# RAW DATA
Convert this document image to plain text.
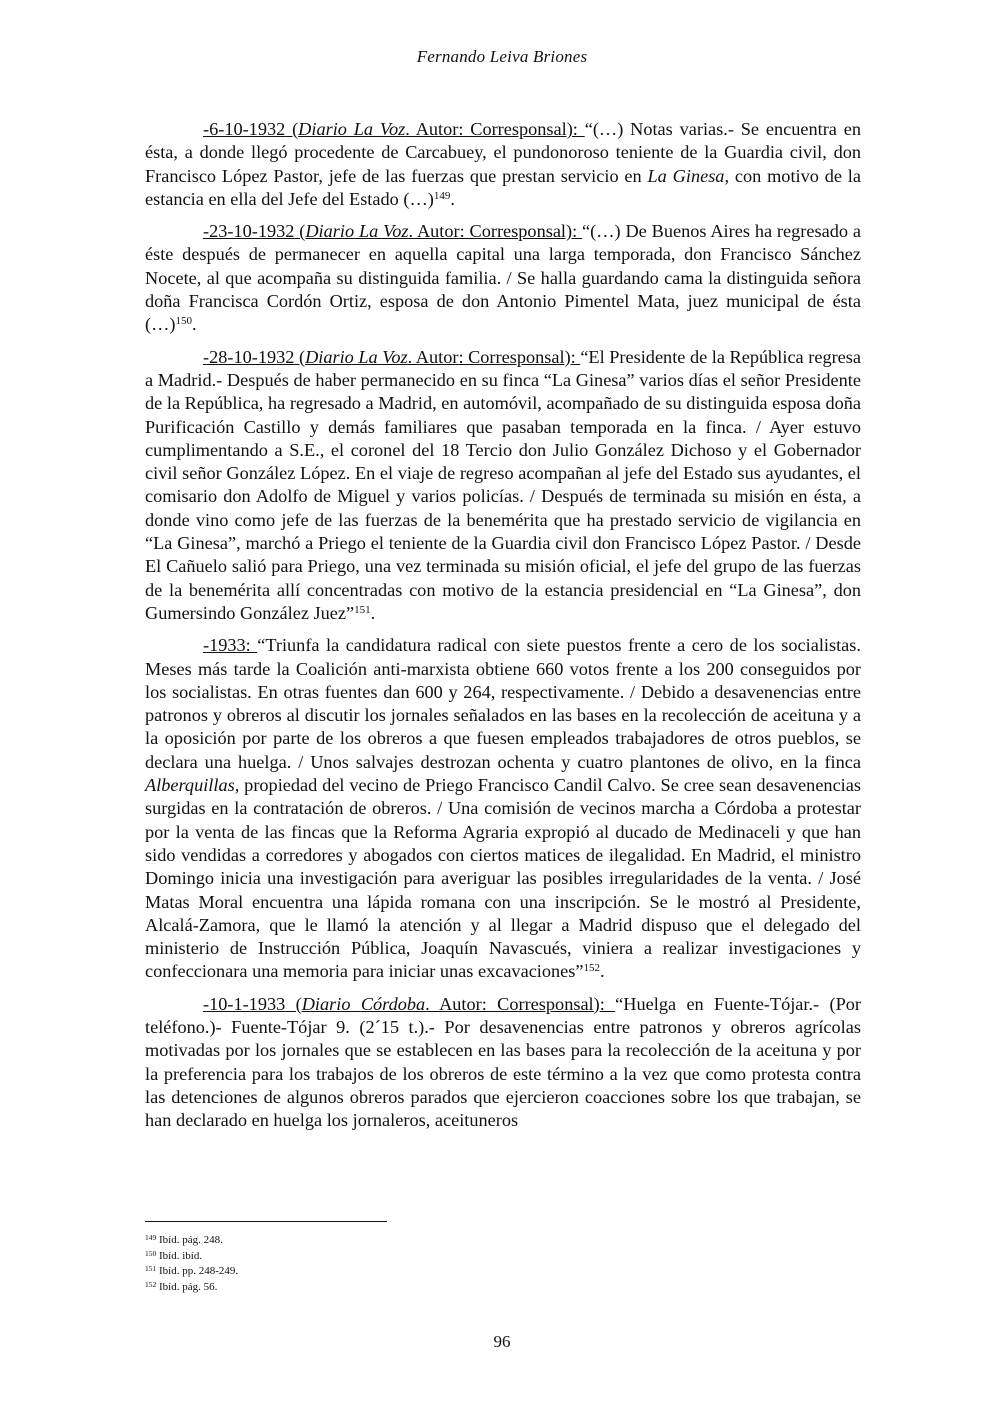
Fernando Leiva Briones

-6-10-1932 (Diario La Voz. Autor: Corresponsal): “(…) Notas varias.- Se encuentra en ésta, a donde llegó procedente de Carcabuey, el pundonoroso teniente de la Guardia civil, don Francisco López Pastor, jefe de las fuerzas que prestan servicio en La Ginesa, con motivo de la estancia en ella del Jefe del Estado (…)$^{149}$.

-23-10-1932 (Diario La Voz. Autor: Corresponsal): “(…) De Buenos Aires ha regresado a éste después de permanecer en aquella capital una larga temporada, don Francisco Sánchez Nocete, al que acompaña su distinguida familia. / Se halla guardando cama la distinguida señora doña Francisca Cordón Ortiz, esposa de don Antonio Pimentel Mata, juez municipal de ésta (…)$^{150}$.

-28-10-1932 (Diario La Voz. Autor: Corresponsal): “El Presidente de la República regresa a Madrid.- Después de haber permanecido en su finca “La Ginesa” varios días el señor Presidente de la República, ha regresado a Madrid, en automóvil, acompañado de su distinguida esposa doña Purificación Castillo y demás familiares que pasaban temporada en la finca. / Ayer estuvo cumplimentando a S.E., el coronel del 18 Tercio don Julio González Dichoso y el Gobernador civil señor González López. En el viaje de regreso acompañan al jefe del Estado sus ayudantes, el comisario don Adolfo de Miguel y varios policías. / Después de terminada su misión en ésta, a donde vino como jefe de las fuerzas de la benemérita que ha prestado servicio de vigilancia en “La Ginesa”, marchó a Priego el teniente de la Guardia civil don Francisco López Pastor. / Desde El Cañuelo salió para Priego, una vez terminada su misión oficial, el jefe del grupo de las fuerzas de la benemérita allí concentradas con motivo de la estancia presidencial en “La Ginesa”, don Gumersindo González Juez”$^{151}$.

-1933: “Triunfa la candidatura radical con siete puestos frente a cero de los socialistas. Meses más tarde la Coalición anti-marxista obtiene 660 votos frente a los 200 conseguidos por los socialistas. En otras fuentes dan 600 y 264, respectivamente. / Debido a desavenencias entre patronos y obreros al discutir los jornales señalados en las bases en la recolección de aceituna y a la oposición por parte de los obreros a que fuesen empleados trabajadores de otros pueblos, se declara una huelga. / Unos salvajes destrozan ochenta y cuatro plantones de olivo, en la finca Alberquillas, propiedad del vecino de Priego Francisco Candil Calvo. Se cree sean desavenencias surgidas en la contratación de obreros. / Una comisión de vecinos marcha a Córdoba a protestar por la venta de las fincas que la Reforma Agraria expropió al ducado de Medinaceli y que han sido vendidas a corredores y abogados con ciertos matices de ilegalidad. En Madrid, el ministro Domingo inicia una investigación para averiguar las posibles irregularidades de la venta. / José Matas Moral encuentra una lápida romana con una inscripción. Se le mostró al Presidente, Alcalá-Zamora, que le llamó la atención y al llegar a Madrid dispuso que el delegado del ministerio de Instrucción Pública, Joaquín Navascués, viniera a realizar investigaciones y confeccionara una memoria para iniciar unas excavaciones”$^{152}$.

-10-1-1933 (Diario Córdoba. Autor: Corresponsal): “Huelga en Fuente-Tójar.- (Por teléfono.)- Fuente-Tójar 9. (2´15 t.).- Por desavenencias entre patronos y obreros agrícolas motivadas por los jornales que se establecen en las bases para la recolección de la aceituna y por la preferencia para los trabajos de los obreros de este término a la vez que como protesta contra las detenciones de algunos obreros parados que ejercieron coacciones sobre los que trabajan, se han declarado en huelga los jornaleros, aceituneros

$^{149}$ Ibíd. pág. 248.

$^{150}$ Ibíd. ibíd.

$^{151}$ Ibíd. pp. 248-249.

$^{152}$ Ibíd. pág. 56.

96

# GIVEN TASK
Look through the entries above; copy each line where the string "Ibíd" appears.

# TASK ANSWER
$^{149}$ Ibíd. pág. 248.
$^{150}$ Ibíd. ibíd.
$^{151}$ Ibíd. pp. 248-249.
$^{152}$ Ibíd. pág. 56.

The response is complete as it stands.